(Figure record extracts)
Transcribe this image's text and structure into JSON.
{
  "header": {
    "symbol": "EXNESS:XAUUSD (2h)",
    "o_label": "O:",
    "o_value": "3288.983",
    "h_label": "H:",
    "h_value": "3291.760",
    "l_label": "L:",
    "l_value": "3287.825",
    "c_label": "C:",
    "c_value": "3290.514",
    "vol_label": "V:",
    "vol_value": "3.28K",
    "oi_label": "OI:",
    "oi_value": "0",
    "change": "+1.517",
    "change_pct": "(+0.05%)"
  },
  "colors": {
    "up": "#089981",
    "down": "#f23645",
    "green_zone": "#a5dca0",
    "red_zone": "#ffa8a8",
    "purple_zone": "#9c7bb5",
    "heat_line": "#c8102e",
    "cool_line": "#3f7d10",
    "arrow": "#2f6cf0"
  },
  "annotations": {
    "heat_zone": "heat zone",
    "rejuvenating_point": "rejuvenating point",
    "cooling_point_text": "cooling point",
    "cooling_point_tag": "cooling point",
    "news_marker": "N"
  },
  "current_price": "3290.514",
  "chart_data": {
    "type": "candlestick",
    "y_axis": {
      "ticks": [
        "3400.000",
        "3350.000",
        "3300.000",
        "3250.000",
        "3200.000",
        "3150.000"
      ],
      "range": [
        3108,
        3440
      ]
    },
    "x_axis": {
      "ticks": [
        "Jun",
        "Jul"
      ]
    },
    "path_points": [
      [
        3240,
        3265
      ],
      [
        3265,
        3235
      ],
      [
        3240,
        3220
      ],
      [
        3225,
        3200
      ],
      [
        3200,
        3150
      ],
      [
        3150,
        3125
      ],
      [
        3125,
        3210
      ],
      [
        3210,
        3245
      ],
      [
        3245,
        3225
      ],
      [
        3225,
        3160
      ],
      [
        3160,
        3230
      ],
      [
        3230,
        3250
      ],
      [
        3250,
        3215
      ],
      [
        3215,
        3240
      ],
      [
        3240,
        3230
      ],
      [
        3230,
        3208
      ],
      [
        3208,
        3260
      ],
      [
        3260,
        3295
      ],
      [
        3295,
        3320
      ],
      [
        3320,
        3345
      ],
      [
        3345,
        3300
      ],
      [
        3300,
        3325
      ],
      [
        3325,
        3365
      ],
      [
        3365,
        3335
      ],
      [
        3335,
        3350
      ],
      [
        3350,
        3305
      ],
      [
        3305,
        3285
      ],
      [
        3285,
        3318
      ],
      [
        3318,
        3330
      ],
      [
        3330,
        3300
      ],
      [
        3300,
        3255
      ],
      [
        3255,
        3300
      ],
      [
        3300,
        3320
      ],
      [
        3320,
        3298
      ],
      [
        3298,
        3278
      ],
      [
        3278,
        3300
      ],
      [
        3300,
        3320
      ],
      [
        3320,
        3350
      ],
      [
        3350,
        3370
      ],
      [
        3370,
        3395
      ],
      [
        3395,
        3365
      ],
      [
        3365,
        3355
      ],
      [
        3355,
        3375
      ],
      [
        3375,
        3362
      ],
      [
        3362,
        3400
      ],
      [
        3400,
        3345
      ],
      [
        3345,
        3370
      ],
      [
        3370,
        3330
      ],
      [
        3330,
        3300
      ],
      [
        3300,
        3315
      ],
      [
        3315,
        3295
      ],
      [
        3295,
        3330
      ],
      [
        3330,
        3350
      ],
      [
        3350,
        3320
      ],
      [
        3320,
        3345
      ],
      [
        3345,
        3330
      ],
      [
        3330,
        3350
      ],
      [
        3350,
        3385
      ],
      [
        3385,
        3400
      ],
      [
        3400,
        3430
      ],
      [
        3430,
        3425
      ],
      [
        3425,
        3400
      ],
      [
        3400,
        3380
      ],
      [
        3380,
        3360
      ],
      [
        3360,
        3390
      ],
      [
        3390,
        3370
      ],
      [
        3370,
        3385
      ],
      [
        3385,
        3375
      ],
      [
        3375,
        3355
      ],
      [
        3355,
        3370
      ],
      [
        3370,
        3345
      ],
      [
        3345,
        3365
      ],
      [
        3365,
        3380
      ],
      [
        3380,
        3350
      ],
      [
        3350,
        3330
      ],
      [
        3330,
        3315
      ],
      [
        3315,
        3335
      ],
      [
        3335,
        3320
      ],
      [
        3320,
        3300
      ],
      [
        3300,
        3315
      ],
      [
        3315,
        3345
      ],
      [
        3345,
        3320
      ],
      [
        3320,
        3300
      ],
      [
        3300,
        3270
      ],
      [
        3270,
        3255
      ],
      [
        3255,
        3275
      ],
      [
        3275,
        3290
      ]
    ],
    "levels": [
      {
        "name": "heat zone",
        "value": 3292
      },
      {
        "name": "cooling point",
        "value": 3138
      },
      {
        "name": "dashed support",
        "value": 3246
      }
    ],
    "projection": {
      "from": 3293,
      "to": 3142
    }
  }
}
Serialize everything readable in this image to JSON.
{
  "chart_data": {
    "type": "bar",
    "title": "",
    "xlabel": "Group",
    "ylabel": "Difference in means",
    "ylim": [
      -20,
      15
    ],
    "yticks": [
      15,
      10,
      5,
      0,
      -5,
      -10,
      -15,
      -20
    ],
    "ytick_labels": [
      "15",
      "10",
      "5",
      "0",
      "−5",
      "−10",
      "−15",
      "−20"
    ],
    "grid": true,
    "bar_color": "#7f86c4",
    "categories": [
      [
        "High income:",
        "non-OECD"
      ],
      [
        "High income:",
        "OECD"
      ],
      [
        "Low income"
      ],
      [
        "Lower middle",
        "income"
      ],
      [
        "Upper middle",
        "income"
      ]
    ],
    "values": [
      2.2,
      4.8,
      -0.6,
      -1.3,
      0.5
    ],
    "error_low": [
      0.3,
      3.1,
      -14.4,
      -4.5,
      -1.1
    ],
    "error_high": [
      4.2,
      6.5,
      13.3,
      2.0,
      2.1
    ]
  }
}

Exercise:
Transcribe all of the lines in the records precisely.

Final result:
Transcribe this image's text and structure into JSON.
{
  "header": {
    "symbol": "EXNESS:XAUUSD (2h)",
    "o_label": "O:",
    "o_value": "3288.983",
    "h_label": "H:",
    "h_value": "3291.760",
    "l_label": "L:",
    "l_value": "3287.825",
    "c_label": "C:",
    "c_value": "3290.514",
    "vol_label": "V:",
    "vol_value": "3.28K",
    "oi_label": "OI:",
    "oi_value": "0",
    "change": "+1.517",
    "change_pct": "(+0.05%)"
  },
  "colors": {
    "up": "#089981",
    "down": "#f23645",
    "green_zone": "#a5dca0",
    "red_zone": "#ffa8a8",
    "purple_zone": "#9c7bb5",
    "heat_line": "#c8102e",
    "cool_line": "#3f7d10",
    "arrow": "#2f6cf0"
  },
  "annotations": {
    "heat_zone": "heat zone",
    "rejuvenating_point": "rejuvenating point",
    "cooling_point_text": "cooling point",
    "cooling_point_tag": "cooling point",
    "news_marker": "N"
  },
  "current_price": "3290.514",
  "chart_data": {
    "type": "candlestick",
    "y_axis": {
      "ticks": [
        "3400.000",
        "3350.000",
        "3300.000",
        "3250.000",
        "3200.000",
        "3150.000"
      ],
      "range": [
        3108,
        3440
      ]
    },
    "x_axis": {
      "ticks": [
        "Jun",
        "Jul"
      ]
    },
    "path_points": [
      [
        3240,
        3265
      ],
      [
        3265,
        3235
      ],
      [
        3240,
        3220
      ],
      [
        3225,
        3200
      ],
      [
        3200,
        3150
      ],
      [
        3150,
        3125
      ],
      [
        3125,
        3210
      ],
      [
        3210,
        3245
      ],
      [
        3245,
        3225
      ],
      [
        3225,
        3160
      ],
      [
        3160,
        3230
      ],
      [
        3230,
        3250
      ],
      [
        3250,
        3215
      ],
      [
        3215,
        3240
      ],
      [
        3240,
        3230
      ],
      [
        3230,
        3208
      ],
      [
        3208,
        3260
      ],
      [
        3260,
        3295
      ],
      [
        3295,
        3320
      ],
      [
        3320,
        3345
      ],
      [
        3345,
        3300
      ],
      [
        3300,
        3325
      ],
      [
        3325,
        3365
      ],
      [
        3365,
        3335
      ],
      [
        3335,
        3350
      ],
      [
        3350,
        3305
      ],
      [
        3305,
        3285
      ],
      [
        3285,
        3318
      ],
      [
        3318,
        3330
      ],
      [
        3330,
        3300
      ],
      [
        3300,
        3255
      ],
      [
        3255,
        3300
      ],
      [
        3300,
        3320
      ],
      [
        3320,
        3298
      ],
      [
        3298,
        3278
      ],
      [
        3278,
        3300
      ],
      [
        3300,
        3320
      ],
      [
        3320,
        3350
      ],
      [
        3350,
        3370
      ],
      [
        3370,
        3395
      ],
      [
        3395,
        3365
      ],
      [
        3365,
        3355
      ],
      [
        3355,
        3375
      ],
      [
        3375,
        3362
      ],
      [
        3362,
        3400
      ],
      [
        3400,
        3345
      ],
      [
        3345,
        3370
      ],
      [
        3370,
        3330
      ],
      [
        3330,
        3300
      ],
      [
        3300,
        3315
      ],
      [
        3315,
        3295
      ],
      [
        3295,
        3330
      ],
      [
        3330,
        3350
      ],
      [
        3350,
        3320
      ],
      [
        3320,
        3345
      ],
      [
        3345,
        3330
      ],
      [
        3330,
        3350
      ],
      [
        3350,
        3385
      ],
      [
        3385,
        3400
      ],
      [
        3400,
        3430
      ],
      [
        3430,
        3425
      ],
      [
        3425,
        3400
      ],
      [
        3400,
        3380
      ],
      [
        3380,
        3360
      ],
      [
        3360,
        3390
      ],
      [
        3390,
        3370
      ],
      [
        3370,
        3385
      ],
      [
        3385,
        3375
      ],
      [
        3375,
        3355
      ],
      [
        3355,
        3370
      ],
      [
        3370,
        3345
      ],
      [
        3345,
        3365
      ],
      [
        3365,
        3380
      ],
      [
        3380,
        3350
      ],
      [
        3350,
        3330
      ],
      [
        3330,
        3315
      ],
      [
        3315,
        3335
      ],
      [
        3335,
        3320
      ],
      [
        3320,
        3300
      ],
      [
        3300,
        3315
      ],
      [
        3315,
        3345
      ],
      [
        3345,
        3320
      ],
      [
        3320,
        3300
      ],
      [
        3300,
        3270
      ],
      [
        3270,
        3255
      ],
      [
        3255,
        3275
      ],
      [
        3275,
        3290
      ]
    ],
    "levels": [
      {
        "name": "heat zone",
        "value": 3292
      },
      {
        "name": "cooling point",
        "value": 3138
      },
      {
        "name": "dashed support",
        "value": 3246
      }
    ],
    "projection": {
      "from": 3293,
      "to": 3142
    }
  }
}
Serialize everything readable in this image to JSON.
{
  "chart_data": {
    "type": "bar",
    "title": "",
    "xlabel": "Group",
    "ylabel": "Difference in means",
    "ylim": [
      -20,
      15
    ],
    "yticks": [
      15,
      10,
      5,
      0,
      -5,
      -10,
      -15,
      -20
    ],
    "ytick_labels": [
      "15",
      "10",
      "5",
      "0",
      "−5",
      "−10",
      "−15",
      "−20"
    ],
    "grid": true,
    "bar_color": "#7f86c4",
    "categories": [
      [
        "High income:",
        "non-OECD"
      ],
      [
        "High income:",
        "OECD"
      ],
      [
        "Low income"
      ],
      [
        "Lower middle",
        "income"
      ],
      [
        "Upper middle",
        "income"
      ]
    ],
    "values": [
      2.2,
      4.8,
      -0.6,
      -1.3,
      0.5
    ],
    "error_low": [
      0.3,
      3.1,
      -14.4,
      -4.5,
      -1.1
    ],
    "error_high": [
      4.2,
      6.5,
      13.3,
      2.0,
      2.1
    ]
  }
}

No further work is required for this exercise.